= Directions for this task =
Lines containing the string "mindestens" are to be collected in full.

= Supplied records =
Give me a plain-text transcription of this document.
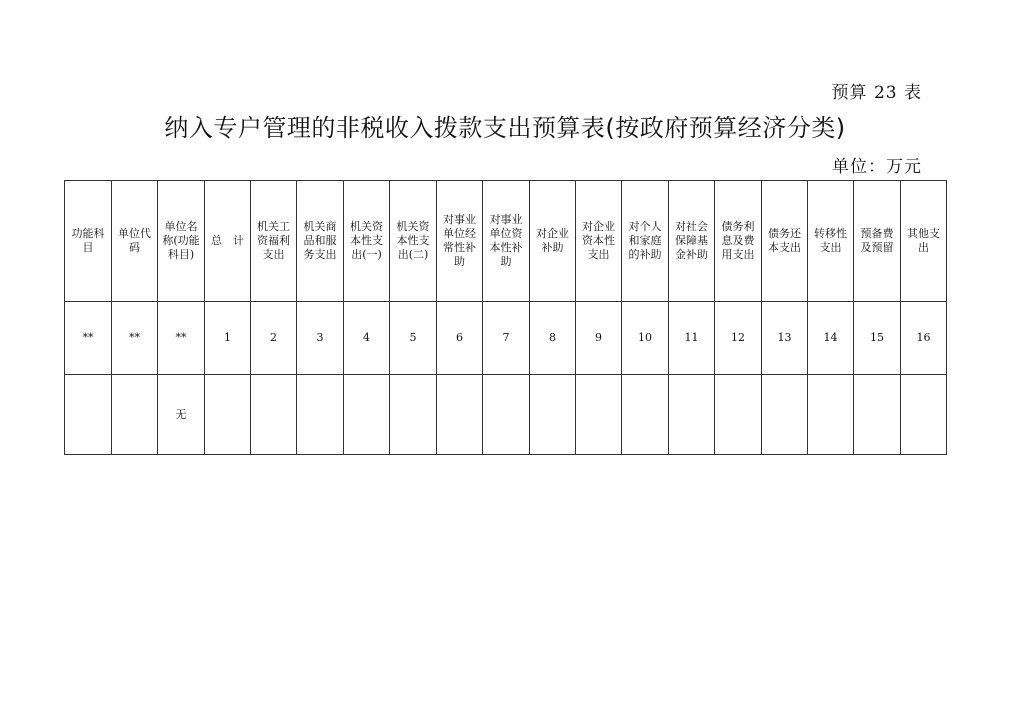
预算 23 表
纳入专户管理的非税收入拨款支出预算表(按政府预算经济分类)
单位：万元
功能科目	单位代码	单位名称(功能科目)	总　计	机关工资福利支出	机关商品和服务支出	机关资本性支出(一)	机关资本性支出(二)	对事业单位经常性补助	对事业单位资本性补助	对企业补助	对企业资本性支出	对个人和家庭的补助	对社会保障基金补助	债务利息及费用支出	债务还本支出	转移性支出	预备费及预留	其他支出
**	**	**	1	2	3	4	5	6	7	8	9	10	11	12	13	14	15	16
		无																
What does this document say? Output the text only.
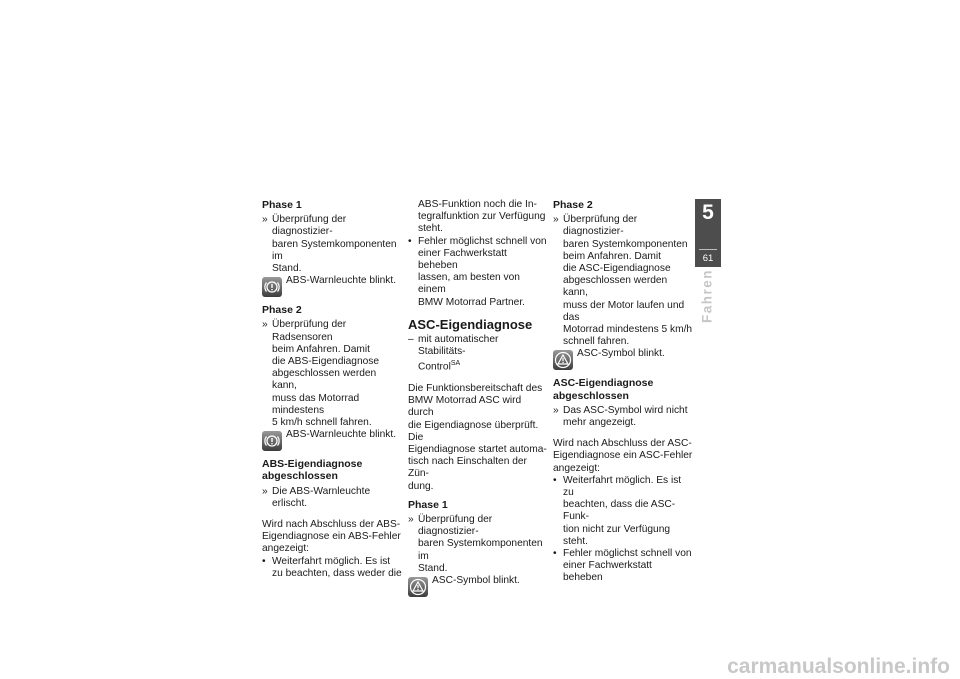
Phase 1
» Überprüfung der diagnostizier-
baren Systemkomponenten im
Stand.
ABS-Warnleuchte blinkt.
Phase 2
» Überprüfung der Radsensoren
beim Anfahren. Damit
die ABS-Eigendiagnose
abgeschlossen werden kann,
muss das Motorrad mindestens
5 km/h schnell fahren.
ABS-Warnleuchte blinkt.
ABS-Eigendiagnose
abgeschlossen
» Die ABS-Warnleuchte erlischt.
Wird nach Abschluss der ABS-
Eigendiagnose ein ABS-Fehler
angezeigt:
• Weiterfahrt möglich. Es ist
zu beachten, dass weder die
ABS-Funktion noch die In-
tegralfunktion zur Verfügung
steht.
• Fehler möglichst schnell von
einer Fachwerkstatt beheben
lassen, am besten von einem
BMW Motorrad Partner.
ASC-Eigendiagnose
– mit automatischer Stabilitäts-
Control$^{SA}$
Die Funktionsbereitschaft des
BMW Motorrad ASC wird durch
die Eigendiagnose überprüft. Die
Eigendiagnose startet automa-
tisch nach Einschalten der Zün-
dung.
Phase 1
» Überprüfung der diagnostizier-
baren Systemkomponenten im
Stand.
ASC-Symbol blinkt.
Phase 2
» Überprüfung der diagnostizier-
baren Systemkomponenten
beim Anfahren. Damit
die ASC-Eigendiagnose
abgeschlossen werden kann,
muss der Motor laufen und das
Motorrad mindestens 5 km/h
schnell fahren.
ASC-Symbol blinkt.
ASC-Eigendiagnose
abgeschlossen
» Das ASC-Symbol wird nicht
mehr angezeigt.
Wird nach Abschluss der ASC-
Eigendiagnose ein ASC-Fehler
angezeigt:
• Weiterfahrt möglich. Es ist zu
beachten, dass die ASC-Funk-
tion nicht zur Verfügung steht.
• Fehler möglichst schnell von
einer Fachwerkstatt beheben
5
61
Fahren
carmanualsonline.info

= Response below =
muss das Motorrad mindestens
Motorrad mindestens 5 km/h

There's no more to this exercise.